═════ Stored rows ═════
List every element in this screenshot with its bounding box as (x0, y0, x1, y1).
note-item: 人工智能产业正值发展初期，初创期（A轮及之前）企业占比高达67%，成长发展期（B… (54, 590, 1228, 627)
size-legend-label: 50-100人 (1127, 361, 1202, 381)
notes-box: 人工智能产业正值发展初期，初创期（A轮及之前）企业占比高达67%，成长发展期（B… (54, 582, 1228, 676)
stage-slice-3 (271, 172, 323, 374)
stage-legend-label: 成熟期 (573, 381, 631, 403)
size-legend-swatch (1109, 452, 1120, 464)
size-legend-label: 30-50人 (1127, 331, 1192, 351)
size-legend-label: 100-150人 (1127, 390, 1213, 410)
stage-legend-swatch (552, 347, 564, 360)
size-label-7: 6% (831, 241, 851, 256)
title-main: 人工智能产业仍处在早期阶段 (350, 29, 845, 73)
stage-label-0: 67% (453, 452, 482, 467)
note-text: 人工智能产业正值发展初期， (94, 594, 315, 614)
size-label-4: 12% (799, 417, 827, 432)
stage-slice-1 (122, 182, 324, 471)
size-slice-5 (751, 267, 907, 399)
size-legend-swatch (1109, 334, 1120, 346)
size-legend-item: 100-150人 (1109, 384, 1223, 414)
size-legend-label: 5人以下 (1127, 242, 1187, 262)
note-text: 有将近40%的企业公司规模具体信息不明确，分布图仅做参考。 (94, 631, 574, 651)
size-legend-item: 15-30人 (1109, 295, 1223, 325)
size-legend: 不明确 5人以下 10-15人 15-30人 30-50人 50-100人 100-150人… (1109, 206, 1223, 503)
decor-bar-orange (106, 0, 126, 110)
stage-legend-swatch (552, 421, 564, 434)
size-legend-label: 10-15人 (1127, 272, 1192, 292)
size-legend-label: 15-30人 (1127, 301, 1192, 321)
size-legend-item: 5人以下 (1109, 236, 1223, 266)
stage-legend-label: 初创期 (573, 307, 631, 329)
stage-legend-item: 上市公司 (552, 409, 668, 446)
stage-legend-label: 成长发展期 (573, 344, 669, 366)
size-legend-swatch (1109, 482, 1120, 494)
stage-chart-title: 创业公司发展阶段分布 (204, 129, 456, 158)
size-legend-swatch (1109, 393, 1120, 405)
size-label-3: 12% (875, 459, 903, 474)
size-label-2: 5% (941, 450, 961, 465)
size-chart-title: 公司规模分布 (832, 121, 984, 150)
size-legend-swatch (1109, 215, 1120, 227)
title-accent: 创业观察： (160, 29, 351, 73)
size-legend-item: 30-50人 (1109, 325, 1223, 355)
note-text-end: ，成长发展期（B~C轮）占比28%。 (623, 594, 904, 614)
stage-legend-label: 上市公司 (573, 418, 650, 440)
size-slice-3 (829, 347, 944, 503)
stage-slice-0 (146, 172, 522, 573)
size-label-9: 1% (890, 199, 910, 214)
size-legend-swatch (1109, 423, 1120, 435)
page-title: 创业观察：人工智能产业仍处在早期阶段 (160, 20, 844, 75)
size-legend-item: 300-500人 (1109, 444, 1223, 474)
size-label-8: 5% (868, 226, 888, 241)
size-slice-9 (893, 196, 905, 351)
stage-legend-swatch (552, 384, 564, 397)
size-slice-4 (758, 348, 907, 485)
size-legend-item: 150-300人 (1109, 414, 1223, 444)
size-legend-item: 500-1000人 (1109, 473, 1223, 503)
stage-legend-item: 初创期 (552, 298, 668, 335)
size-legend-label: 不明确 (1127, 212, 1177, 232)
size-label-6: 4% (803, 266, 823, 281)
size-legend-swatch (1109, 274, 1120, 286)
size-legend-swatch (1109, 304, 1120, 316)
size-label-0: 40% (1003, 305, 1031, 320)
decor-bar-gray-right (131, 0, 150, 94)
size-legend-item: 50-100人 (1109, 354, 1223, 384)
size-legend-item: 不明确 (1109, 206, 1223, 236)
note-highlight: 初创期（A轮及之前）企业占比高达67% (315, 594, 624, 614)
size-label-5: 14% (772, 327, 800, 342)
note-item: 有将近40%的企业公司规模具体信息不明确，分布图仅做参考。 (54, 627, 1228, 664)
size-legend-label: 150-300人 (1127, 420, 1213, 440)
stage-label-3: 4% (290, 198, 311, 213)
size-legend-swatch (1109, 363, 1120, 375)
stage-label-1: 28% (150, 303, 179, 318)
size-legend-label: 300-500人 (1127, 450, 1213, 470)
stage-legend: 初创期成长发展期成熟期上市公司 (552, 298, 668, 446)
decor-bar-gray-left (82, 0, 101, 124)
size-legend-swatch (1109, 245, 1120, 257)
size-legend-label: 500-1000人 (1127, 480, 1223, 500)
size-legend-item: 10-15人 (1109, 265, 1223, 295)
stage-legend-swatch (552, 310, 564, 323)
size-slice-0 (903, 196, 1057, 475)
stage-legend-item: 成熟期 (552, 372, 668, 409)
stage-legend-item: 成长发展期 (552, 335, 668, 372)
═════
» **What to produce**
Give the part of the data that opens with its first line and closes with the line containing "size-label-4: 12% (799, 417, 827, 432)", both ends included, swapping "size-legend-label" for "size-key-label" everywhere in that part and leaving everything else unchanged.

» **Task answer**
List every element in this screenshot with its bounding box as (x0, y0, x1, y1).
note-item: 人工智能产业正值发展初期，初创期（A轮及之前）企业占比高达67%，成长发展期（B… (54, 590, 1228, 627)
size-key-label: 50-100人 (1127, 361, 1202, 381)
notes-box: 人工智能产业正值发展初期，初创期（A轮及之前）企业占比高达67%，成长发展期（B… (54, 582, 1228, 676)
stage-slice-3 (271, 172, 323, 374)
stage-legend-label: 成熟期 (573, 381, 631, 403)
size-legend-swatch (1109, 452, 1120, 464)
size-key-label: 30-50人 (1127, 331, 1192, 351)
size-key-label: 100-150人 (1127, 390, 1213, 410)
stage-legend-swatch (552, 347, 564, 360)
size-label-7: 6% (831, 241, 851, 256)
title-main: 人工智能产业仍处在早期阶段 (350, 29, 845, 73)
stage-label-0: 67% (453, 452, 482, 467)
note-text: 人工智能产业正值发展初期， (94, 594, 315, 614)
size-label-4: 12% (799, 417, 827, 432)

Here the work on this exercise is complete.